____ Records shown

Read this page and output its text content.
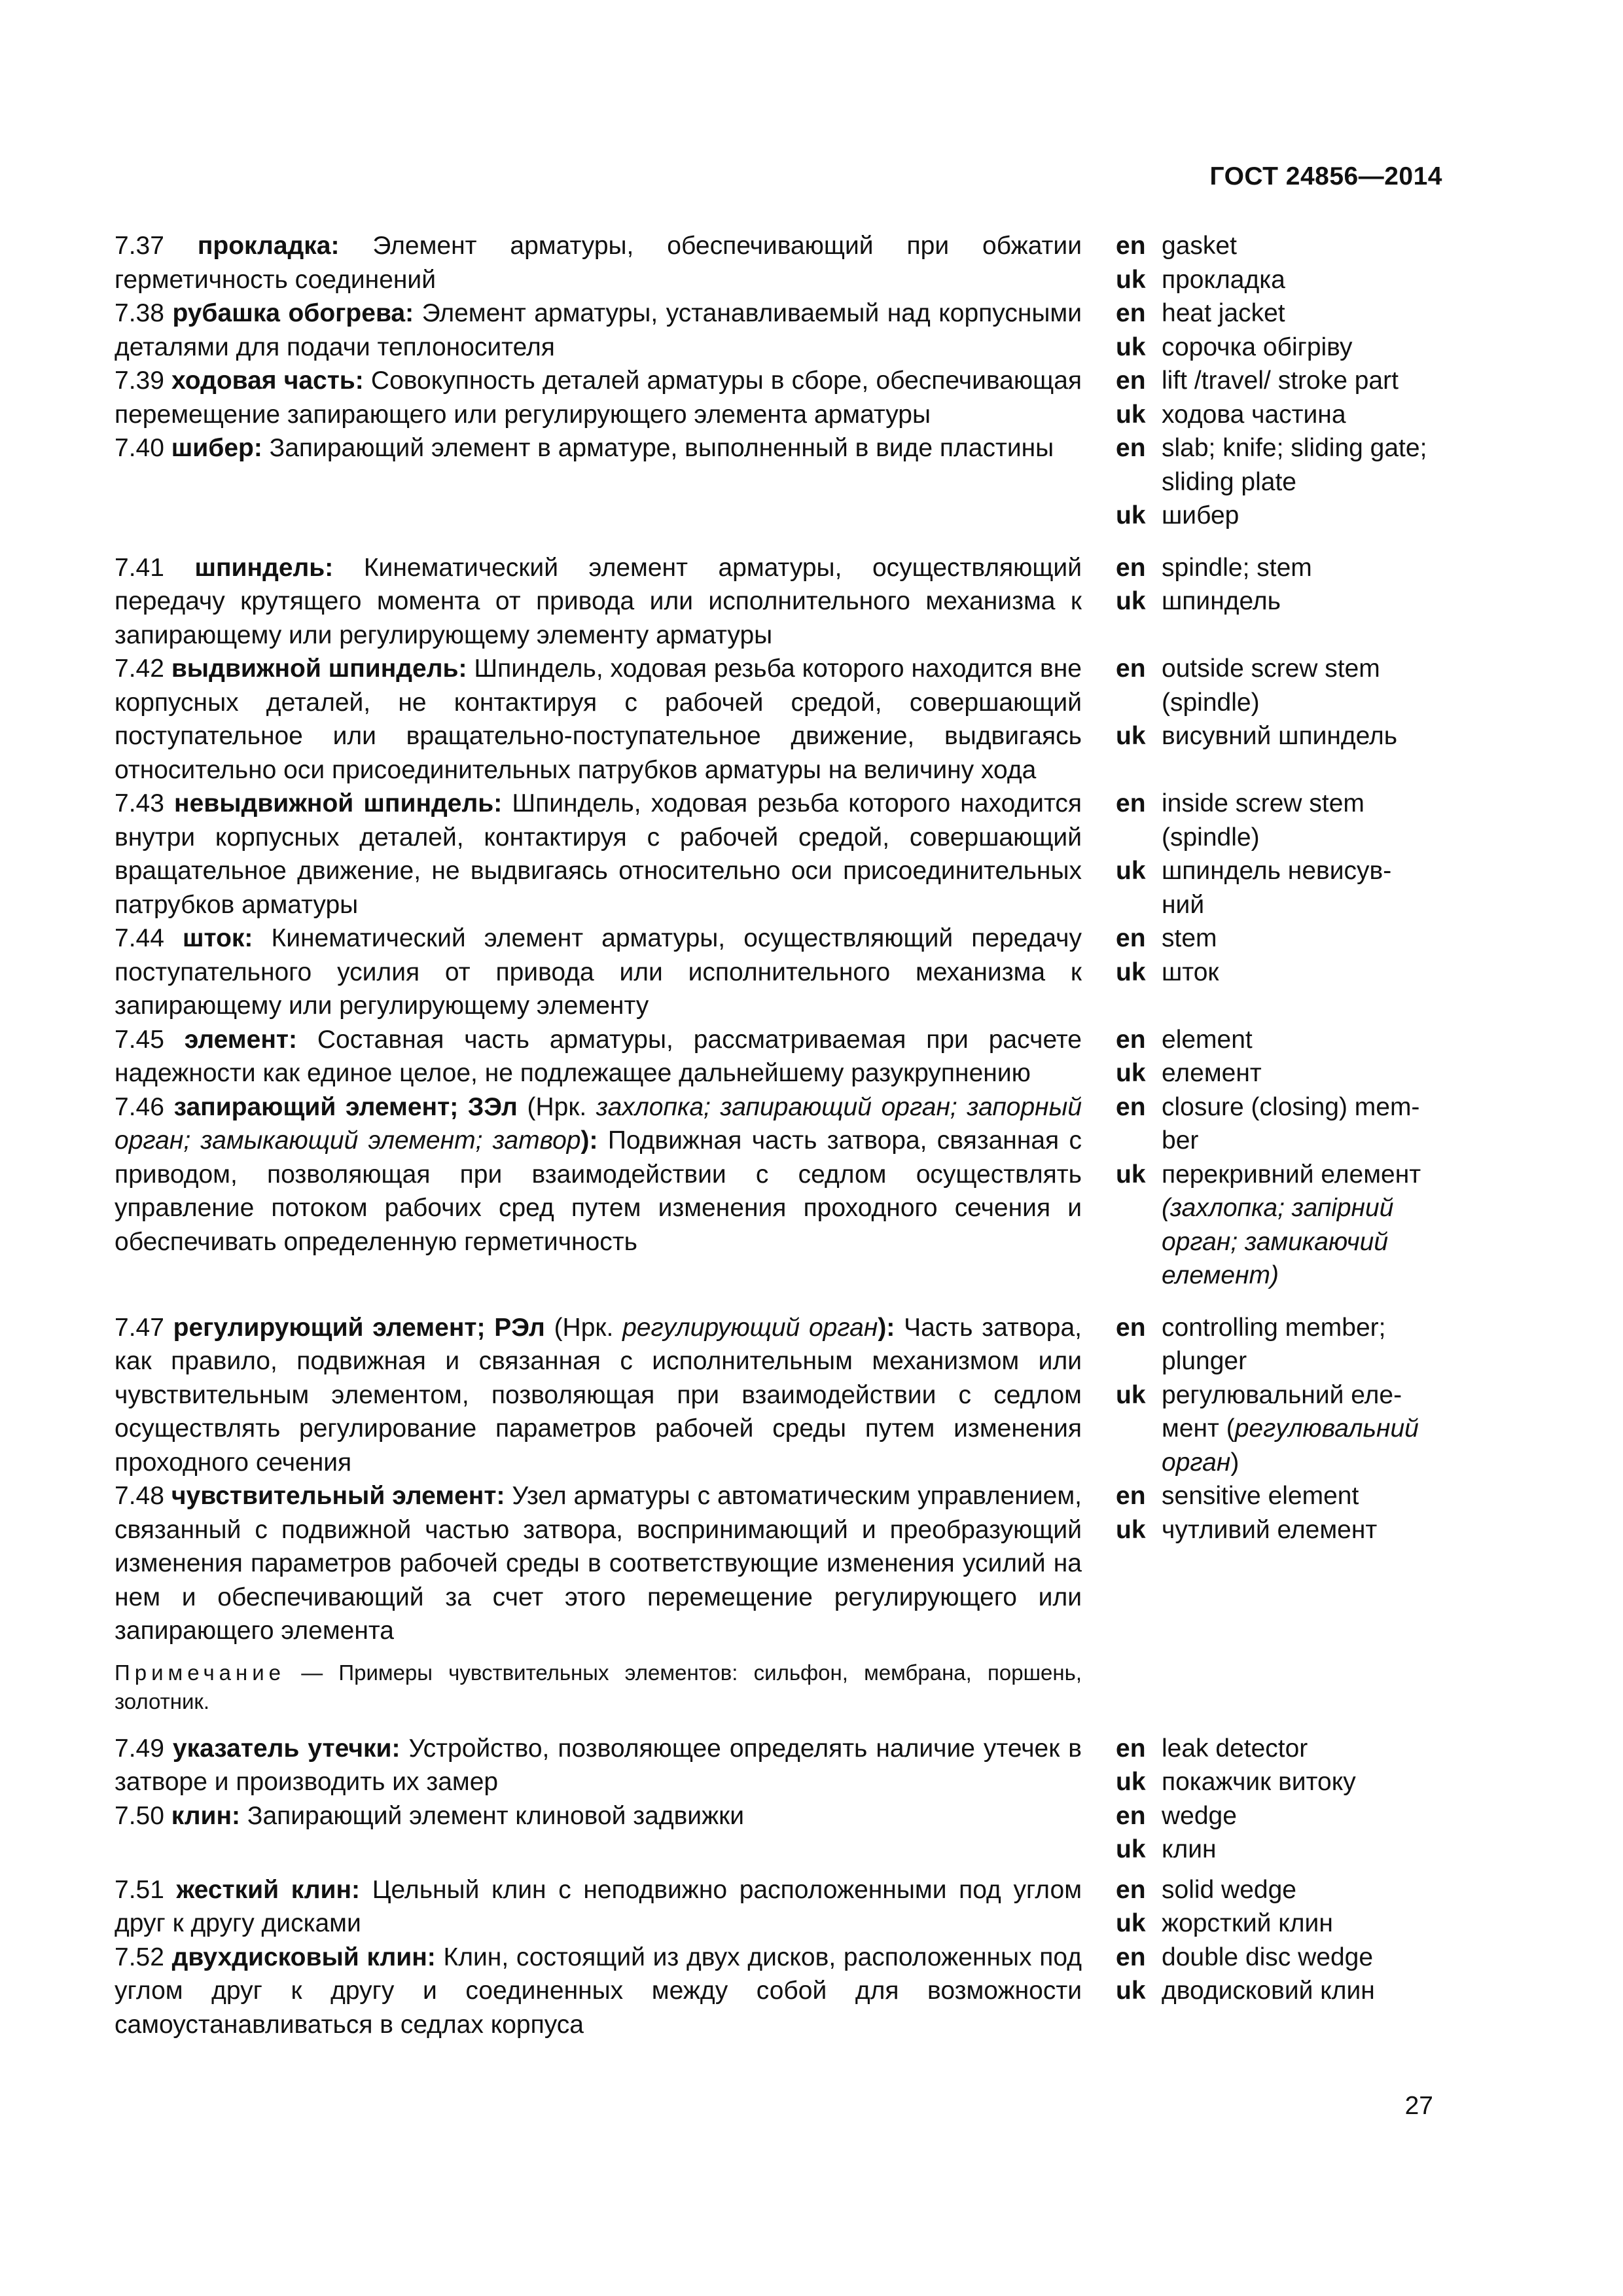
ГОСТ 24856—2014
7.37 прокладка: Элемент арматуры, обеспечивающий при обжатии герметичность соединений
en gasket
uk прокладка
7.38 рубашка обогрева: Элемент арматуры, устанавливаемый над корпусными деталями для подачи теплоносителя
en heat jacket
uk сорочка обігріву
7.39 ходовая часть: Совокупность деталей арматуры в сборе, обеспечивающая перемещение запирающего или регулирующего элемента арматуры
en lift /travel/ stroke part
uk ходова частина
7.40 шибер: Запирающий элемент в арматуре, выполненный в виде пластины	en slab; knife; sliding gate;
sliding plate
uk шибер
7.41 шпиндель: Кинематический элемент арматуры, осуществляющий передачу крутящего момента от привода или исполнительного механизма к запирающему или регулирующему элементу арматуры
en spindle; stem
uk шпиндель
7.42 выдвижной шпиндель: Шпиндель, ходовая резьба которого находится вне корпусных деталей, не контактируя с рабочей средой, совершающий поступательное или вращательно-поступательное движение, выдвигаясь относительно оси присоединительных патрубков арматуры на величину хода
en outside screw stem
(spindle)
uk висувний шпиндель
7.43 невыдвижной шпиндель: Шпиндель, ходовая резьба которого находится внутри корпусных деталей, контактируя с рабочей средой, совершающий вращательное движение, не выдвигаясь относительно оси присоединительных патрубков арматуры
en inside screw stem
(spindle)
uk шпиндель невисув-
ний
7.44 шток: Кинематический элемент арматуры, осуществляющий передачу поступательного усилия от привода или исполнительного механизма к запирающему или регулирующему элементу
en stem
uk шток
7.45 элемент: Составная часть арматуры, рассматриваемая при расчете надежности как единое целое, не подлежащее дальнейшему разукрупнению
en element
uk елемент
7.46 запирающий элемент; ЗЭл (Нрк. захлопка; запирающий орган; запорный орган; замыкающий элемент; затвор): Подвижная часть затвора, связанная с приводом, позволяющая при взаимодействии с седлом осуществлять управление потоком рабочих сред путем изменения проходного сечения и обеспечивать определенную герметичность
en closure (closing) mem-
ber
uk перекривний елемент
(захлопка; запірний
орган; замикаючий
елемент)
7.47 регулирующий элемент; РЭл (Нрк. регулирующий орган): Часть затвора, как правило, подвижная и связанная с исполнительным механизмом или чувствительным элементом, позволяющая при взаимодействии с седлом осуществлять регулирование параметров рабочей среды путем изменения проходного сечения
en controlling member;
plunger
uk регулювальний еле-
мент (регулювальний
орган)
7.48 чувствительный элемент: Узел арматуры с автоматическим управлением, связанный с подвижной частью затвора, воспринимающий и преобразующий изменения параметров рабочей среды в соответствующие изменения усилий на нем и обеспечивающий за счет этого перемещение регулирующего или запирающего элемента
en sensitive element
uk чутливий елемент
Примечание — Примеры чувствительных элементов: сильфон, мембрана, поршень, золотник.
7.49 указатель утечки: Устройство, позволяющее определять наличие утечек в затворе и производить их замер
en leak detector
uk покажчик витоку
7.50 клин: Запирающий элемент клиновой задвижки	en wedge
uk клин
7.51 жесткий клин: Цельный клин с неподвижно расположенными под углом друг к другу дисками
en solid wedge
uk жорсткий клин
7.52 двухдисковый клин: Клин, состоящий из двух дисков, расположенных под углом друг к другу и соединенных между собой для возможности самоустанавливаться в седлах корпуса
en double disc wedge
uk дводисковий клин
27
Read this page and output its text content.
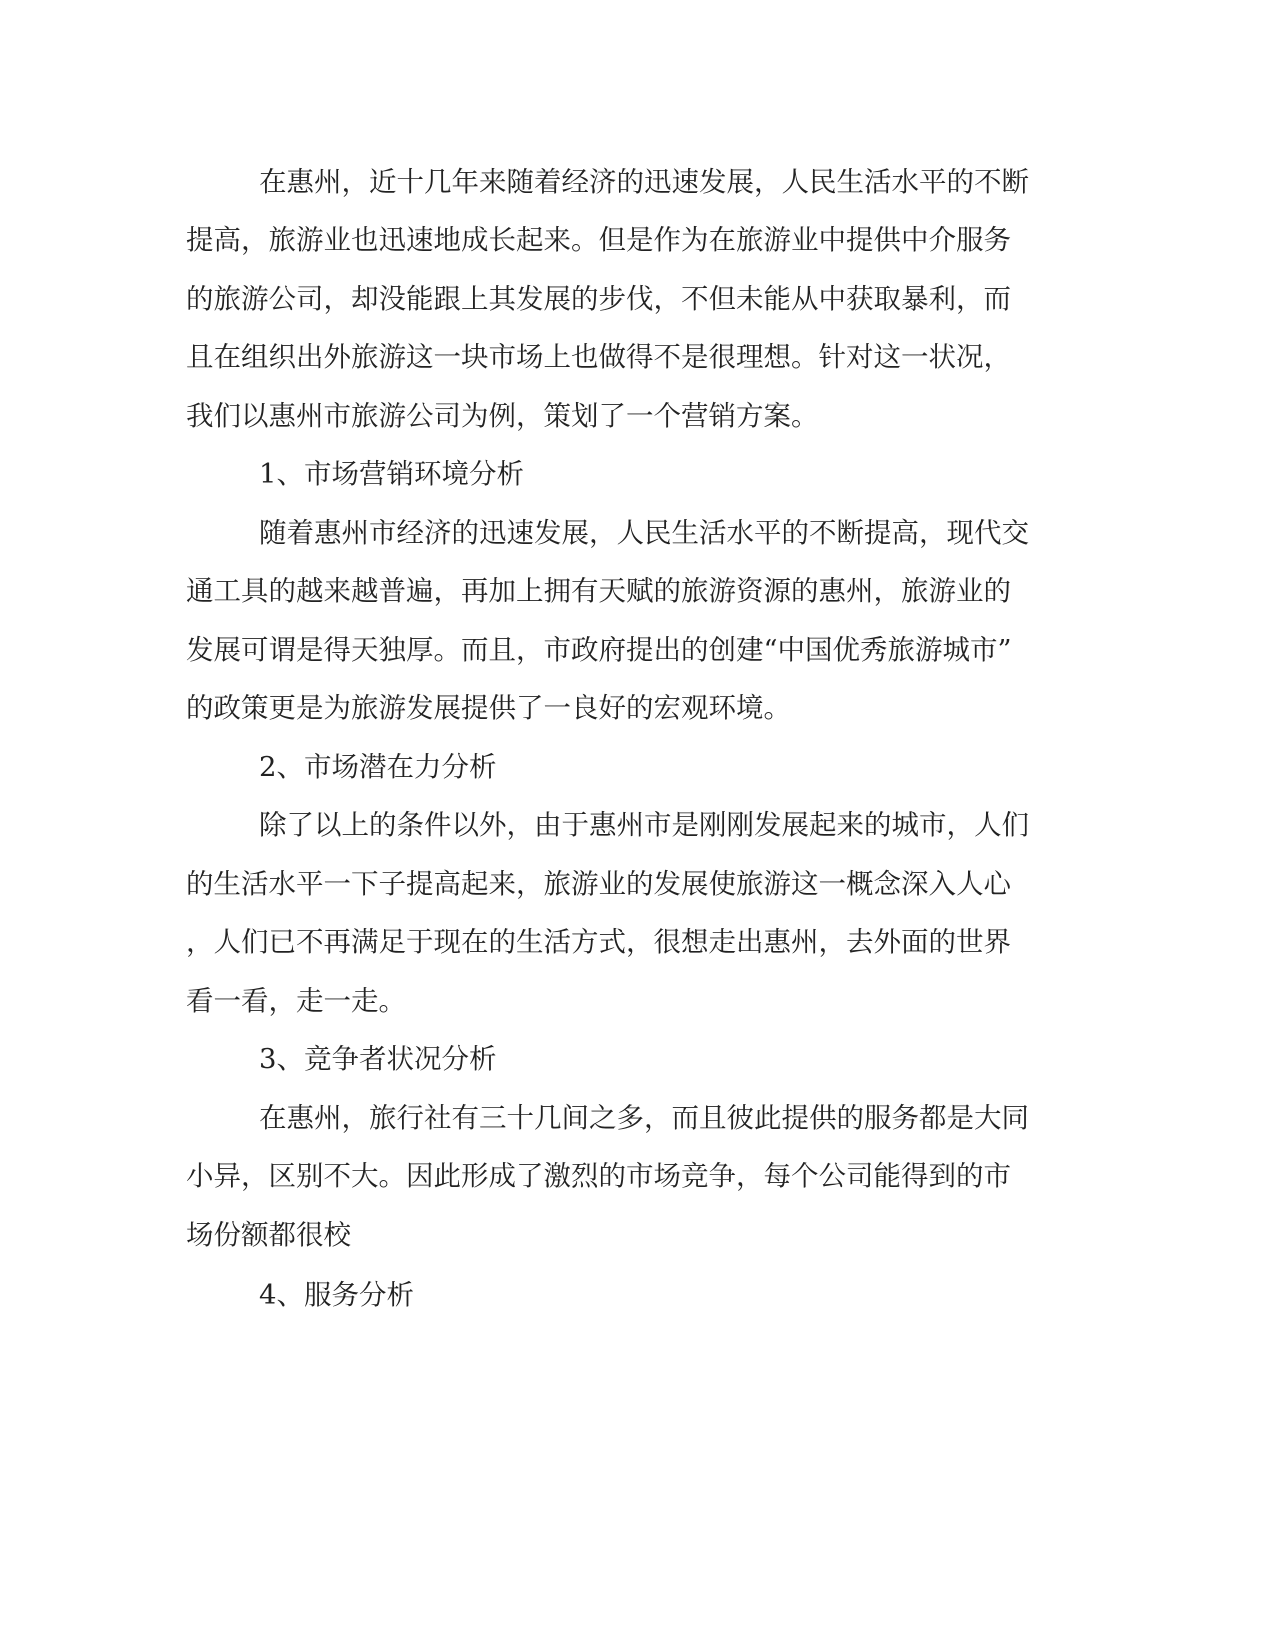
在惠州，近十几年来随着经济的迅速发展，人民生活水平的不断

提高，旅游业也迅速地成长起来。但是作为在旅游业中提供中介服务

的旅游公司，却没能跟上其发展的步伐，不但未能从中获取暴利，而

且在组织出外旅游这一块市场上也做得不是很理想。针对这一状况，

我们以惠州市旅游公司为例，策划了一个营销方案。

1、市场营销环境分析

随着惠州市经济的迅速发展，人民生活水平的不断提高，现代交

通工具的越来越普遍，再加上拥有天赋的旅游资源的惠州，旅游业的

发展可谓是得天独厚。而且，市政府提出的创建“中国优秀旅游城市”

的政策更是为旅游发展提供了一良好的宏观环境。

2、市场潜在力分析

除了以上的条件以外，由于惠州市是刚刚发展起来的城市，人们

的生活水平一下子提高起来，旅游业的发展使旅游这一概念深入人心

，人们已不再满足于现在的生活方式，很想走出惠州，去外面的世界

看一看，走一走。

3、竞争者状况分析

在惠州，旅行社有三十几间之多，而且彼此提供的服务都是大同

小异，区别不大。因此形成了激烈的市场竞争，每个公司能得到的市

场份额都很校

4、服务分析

________

The material above must be printed exactly, with its pictures left out.

== Task answer ==
Read this page and output its text content.
ГОСТ 24856—2014
7.37 прокладка: Элемент арматуры, обеспечивающий при обжатии герметичность соединений
en gasket
uk прокладка
7.38 рубашка обогрева: Элемент арматуры, устанавливаемый над корпусными деталями для подачи теплоносителя
en heat jacket
uk сорочка обігріву
7.39 ходовая часть: Совокупность деталей арматуры в сборе, обеспечивающая перемещение запирающего или регулирующего элемента арматуры
en lift /travel/ stroke part
uk ходова частина
7.40 шибер: Запирающий элемент в арматуре, выполненный в виде пластины	en slab; knife; sliding gate;
sliding plate
uk шибер
7.41 шпиндель: Кинематический элемент арматуры, осуществляющий передачу крутящего момента от привода или исполнительного механизма к запирающему или регулирующему элементу арматуры
en spindle; stem
uk шпиндель
7.42 выдвижной шпиндель: Шпиндель, ходовая резьба которого находится вне корпусных деталей, не контактируя с рабочей средой, совершающий поступательное или вращательно-поступательное движение, выдвигаясь относительно оси присоединительных патрубков арматуры на величину хода
en outside screw stem
(spindle)
uk висувний шпиндель
7.43 невыдвижной шпиндель: Шпиндель, ходовая резьба которого находится внутри корпусных деталей, контактируя с рабочей средой, совершающий вращательное движение, не выдвигаясь относительно оси присоединительных патрубков арматуры
en inside screw stem
(spindle)
uk шпиндель невисув-
ний
7.44 шток: Кинематический элемент арматуры, осуществляющий передачу поступательного усилия от привода или исполнительного механизма к запирающему или регулирующему элементу
en stem
uk шток
7.45 элемент: Составная часть арматуры, рассматриваемая при расчете надежности как единое целое, не подлежащее дальнейшему разукрупнению
en element
uk елемент
7.46 запирающий элемент; ЗЭл (Нрк. захлопка; запирающий орган; запорный орган; замыкающий элемент; затвор): Подвижная часть затвора, связанная с приводом, позволяющая при взаимодействии с седлом осуществлять управление потоком рабочих сред путем изменения проходного сечения и обеспечивать определенную герметичность
en closure (closing) mem-
ber
uk перекривний елемент
(захлопка; запірний
орган; замикаючий
елемент)
7.47 регулирующий элемент; РЭл (Нрк. регулирующий орган): Часть затвора, как правило, подвижная и связанная с исполнительным механизмом или чувствительным элементом, позволяющая при взаимодействии с седлом осуществлять регулирование параметров рабочей среды путем изменения проходного сечения
en controlling member;
plunger
uk регулювальний еле-
мент (регулювальний
орган)
7.48 чувствительный элемент: Узел арматуры с автоматическим управлением, связанный с подвижной частью затвора, воспринимающий и преобразующий изменения параметров рабочей среды в соответствующие изменения усилий на нем и обеспечивающий за счет этого перемещение регулирующего или запирающего элемента
en sensitive element
uk чутливий елемент
Примечание — Примеры чувствительных элементов: сильфон, мембрана, поршень, золотник.
7.49 указатель утечки: Устройство, позволяющее определять наличие утечек в затворе и производить их замер
en leak detector
uk покажчик витоку
7.50 клин: Запирающий элемент клиновой задвижки	en wedge
uk клин
7.51 жесткий клин: Цельный клин с неподвижно расположенными под углом друг к другу дисками
en solid wedge
uk жорсткий клин
7.52 двухдисковый клин: Клин, состоящий из двух дисков, расположенных под углом друг к другу и соединенных между собой для возможности самоустанавливаться в седлах корпуса
en double disc wedge
uk дводисковий клин
27
Read this page and output its text content.
在惠州，近十几年来随着经济的迅速发展，人民生活水平的不断

提高，旅游业也迅速地成长起来。但是作为在旅游业中提供中介服务

的旅游公司，却没能跟上其发展的步伐，不但未能从中获取暴利，而

且在组织出外旅游这一块市场上也做得不是很理想。针对这一状况，

我们以惠州市旅游公司为例，策划了一个营销方案。

1、市场营销环境分析

随着惠州市经济的迅速发展，人民生活水平的不断提高，现代交

通工具的越来越普遍，再加上拥有天赋的旅游资源的惠州，旅游业的

发展可谓是得天独厚。而且，市政府提出的创建“中国优秀旅游城市”

的政策更是为旅游发展提供了一良好的宏观环境。

2、市场潜在力分析

除了以上的条件以外，由于惠州市是刚刚发展起来的城市，人们

的生活水平一下子提高起来，旅游业的发展使旅游这一概念深入人心

，人们已不再满足于现在的生活方式，很想走出惠州，去外面的世界

看一看，走一走。

3、竞争者状况分析

在惠州，旅行社有三十几间之多，而且彼此提供的服务都是大同

小异，区别不大。因此形成了激烈的市场竞争，每个公司能得到的市

场份额都很校

4、服务分析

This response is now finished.